### Stated exercise
Extract, from the records beneath this instruction, each line that contains the word "name".
Begin Given information
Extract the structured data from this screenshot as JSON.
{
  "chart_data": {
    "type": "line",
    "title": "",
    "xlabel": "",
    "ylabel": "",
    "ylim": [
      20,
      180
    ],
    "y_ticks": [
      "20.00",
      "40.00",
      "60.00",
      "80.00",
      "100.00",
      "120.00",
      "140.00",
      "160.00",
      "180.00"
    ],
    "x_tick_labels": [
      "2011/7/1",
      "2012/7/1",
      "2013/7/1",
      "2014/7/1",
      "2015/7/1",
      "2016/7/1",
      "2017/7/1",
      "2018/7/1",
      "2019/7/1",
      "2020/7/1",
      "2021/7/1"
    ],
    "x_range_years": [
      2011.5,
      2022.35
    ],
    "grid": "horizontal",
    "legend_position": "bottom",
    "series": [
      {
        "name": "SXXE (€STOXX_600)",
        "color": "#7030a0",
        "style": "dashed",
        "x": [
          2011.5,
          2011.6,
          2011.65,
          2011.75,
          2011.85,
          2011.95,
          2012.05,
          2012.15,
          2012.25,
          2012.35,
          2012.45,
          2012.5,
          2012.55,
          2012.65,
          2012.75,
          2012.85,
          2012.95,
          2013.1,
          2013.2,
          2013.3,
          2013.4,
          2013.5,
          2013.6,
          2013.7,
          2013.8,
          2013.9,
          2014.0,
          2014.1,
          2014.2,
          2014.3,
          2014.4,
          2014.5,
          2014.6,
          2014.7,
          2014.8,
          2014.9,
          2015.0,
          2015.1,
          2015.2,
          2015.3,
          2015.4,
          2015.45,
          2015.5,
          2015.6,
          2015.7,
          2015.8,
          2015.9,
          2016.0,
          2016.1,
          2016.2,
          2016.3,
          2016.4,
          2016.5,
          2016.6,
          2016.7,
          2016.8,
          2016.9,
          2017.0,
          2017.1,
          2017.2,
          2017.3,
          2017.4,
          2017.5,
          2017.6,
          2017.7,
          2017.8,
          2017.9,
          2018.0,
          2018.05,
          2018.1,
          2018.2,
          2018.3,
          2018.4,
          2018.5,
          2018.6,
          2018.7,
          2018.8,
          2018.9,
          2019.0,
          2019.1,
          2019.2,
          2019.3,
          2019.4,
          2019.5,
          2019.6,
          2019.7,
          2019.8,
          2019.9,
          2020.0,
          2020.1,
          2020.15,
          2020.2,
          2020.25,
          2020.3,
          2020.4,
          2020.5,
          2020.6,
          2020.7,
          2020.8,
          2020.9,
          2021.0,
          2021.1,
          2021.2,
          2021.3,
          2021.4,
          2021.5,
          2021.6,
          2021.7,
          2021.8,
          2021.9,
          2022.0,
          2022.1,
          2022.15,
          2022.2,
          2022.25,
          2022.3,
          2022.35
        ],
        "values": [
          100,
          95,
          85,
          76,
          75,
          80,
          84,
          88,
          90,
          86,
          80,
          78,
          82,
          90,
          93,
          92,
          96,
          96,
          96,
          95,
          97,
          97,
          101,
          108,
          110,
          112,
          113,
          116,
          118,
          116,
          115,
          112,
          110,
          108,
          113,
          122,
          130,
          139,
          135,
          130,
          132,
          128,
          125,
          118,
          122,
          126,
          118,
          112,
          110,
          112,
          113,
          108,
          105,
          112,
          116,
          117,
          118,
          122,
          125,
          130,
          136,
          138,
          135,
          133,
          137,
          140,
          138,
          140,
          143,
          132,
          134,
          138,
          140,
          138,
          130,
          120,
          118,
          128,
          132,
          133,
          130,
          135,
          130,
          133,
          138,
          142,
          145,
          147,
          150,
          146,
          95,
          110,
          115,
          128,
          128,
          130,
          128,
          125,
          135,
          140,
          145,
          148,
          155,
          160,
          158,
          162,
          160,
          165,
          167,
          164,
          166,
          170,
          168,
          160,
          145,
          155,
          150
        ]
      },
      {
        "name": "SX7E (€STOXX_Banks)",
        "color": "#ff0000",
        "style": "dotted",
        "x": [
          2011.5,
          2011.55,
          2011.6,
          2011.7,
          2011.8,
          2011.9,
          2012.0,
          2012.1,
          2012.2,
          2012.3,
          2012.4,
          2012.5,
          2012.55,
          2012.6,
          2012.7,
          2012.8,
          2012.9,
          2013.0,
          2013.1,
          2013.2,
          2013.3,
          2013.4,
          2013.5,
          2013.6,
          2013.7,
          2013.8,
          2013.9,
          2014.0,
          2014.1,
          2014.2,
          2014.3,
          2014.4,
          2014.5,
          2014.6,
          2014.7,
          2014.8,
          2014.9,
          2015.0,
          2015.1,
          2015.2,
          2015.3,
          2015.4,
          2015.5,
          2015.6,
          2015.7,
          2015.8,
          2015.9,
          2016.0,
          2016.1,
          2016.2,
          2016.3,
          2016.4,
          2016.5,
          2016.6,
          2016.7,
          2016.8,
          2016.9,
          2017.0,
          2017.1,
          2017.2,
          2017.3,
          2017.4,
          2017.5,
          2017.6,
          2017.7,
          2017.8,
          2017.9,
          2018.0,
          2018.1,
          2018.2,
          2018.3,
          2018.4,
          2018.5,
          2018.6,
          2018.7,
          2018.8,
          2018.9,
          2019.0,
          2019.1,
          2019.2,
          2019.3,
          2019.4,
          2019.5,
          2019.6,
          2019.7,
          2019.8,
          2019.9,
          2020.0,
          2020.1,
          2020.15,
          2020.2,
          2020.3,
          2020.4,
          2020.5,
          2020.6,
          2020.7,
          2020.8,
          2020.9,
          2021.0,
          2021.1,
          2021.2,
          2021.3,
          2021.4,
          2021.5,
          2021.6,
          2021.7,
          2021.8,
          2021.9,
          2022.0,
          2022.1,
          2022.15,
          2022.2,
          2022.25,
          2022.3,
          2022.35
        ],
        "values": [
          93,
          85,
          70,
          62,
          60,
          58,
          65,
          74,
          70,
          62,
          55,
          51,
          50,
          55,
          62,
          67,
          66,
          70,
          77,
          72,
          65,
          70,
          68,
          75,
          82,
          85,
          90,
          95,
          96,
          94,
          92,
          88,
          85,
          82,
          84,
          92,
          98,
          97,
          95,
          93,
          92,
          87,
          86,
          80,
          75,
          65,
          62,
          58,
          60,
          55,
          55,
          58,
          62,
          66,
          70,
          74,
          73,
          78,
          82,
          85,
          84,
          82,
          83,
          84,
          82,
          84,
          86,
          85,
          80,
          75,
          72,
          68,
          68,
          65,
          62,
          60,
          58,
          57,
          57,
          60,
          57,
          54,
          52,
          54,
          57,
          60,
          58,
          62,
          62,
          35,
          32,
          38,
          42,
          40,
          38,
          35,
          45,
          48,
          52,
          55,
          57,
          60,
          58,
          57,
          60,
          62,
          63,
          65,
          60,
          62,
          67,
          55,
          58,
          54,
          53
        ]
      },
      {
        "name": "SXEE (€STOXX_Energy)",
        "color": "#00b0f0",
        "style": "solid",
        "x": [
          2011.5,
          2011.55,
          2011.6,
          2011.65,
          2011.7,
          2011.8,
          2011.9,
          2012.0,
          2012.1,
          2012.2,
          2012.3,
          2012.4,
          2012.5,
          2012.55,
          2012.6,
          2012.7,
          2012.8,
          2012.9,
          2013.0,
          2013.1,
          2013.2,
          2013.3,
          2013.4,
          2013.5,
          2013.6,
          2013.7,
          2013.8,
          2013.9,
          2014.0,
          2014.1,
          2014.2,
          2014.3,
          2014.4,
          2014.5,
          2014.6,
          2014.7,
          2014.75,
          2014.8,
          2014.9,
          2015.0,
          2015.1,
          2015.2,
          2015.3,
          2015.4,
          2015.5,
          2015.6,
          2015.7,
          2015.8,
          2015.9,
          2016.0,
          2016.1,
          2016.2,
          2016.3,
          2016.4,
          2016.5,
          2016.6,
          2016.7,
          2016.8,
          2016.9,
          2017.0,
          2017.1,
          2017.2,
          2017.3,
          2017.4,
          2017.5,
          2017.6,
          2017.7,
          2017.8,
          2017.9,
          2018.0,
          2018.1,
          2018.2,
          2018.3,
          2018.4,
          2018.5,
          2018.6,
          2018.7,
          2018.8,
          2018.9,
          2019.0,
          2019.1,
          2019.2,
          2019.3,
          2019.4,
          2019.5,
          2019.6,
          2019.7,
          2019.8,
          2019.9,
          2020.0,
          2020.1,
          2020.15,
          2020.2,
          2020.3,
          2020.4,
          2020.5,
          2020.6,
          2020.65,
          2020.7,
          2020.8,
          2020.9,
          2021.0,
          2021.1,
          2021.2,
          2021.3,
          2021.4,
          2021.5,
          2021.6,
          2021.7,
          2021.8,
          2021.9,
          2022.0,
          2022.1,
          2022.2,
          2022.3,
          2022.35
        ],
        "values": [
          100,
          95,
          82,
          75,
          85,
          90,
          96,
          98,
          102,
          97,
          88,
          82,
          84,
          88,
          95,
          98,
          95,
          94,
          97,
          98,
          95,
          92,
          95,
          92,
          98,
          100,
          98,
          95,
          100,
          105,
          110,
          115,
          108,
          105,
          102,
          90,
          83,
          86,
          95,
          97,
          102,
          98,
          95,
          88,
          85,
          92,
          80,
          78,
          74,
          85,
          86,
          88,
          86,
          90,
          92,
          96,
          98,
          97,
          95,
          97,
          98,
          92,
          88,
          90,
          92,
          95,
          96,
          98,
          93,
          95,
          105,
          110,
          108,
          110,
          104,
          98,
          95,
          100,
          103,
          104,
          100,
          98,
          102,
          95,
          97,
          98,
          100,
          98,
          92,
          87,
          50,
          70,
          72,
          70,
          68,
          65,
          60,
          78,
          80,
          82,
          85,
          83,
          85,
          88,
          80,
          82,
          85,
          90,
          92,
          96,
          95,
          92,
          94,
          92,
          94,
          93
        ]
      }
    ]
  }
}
End Given information
### The reply
        "name": "SXXE (€STOXX_600)",
        "name": "SX7E (€STOXX_Banks)",
        "name": "SXEE (€STOXX_Energy)",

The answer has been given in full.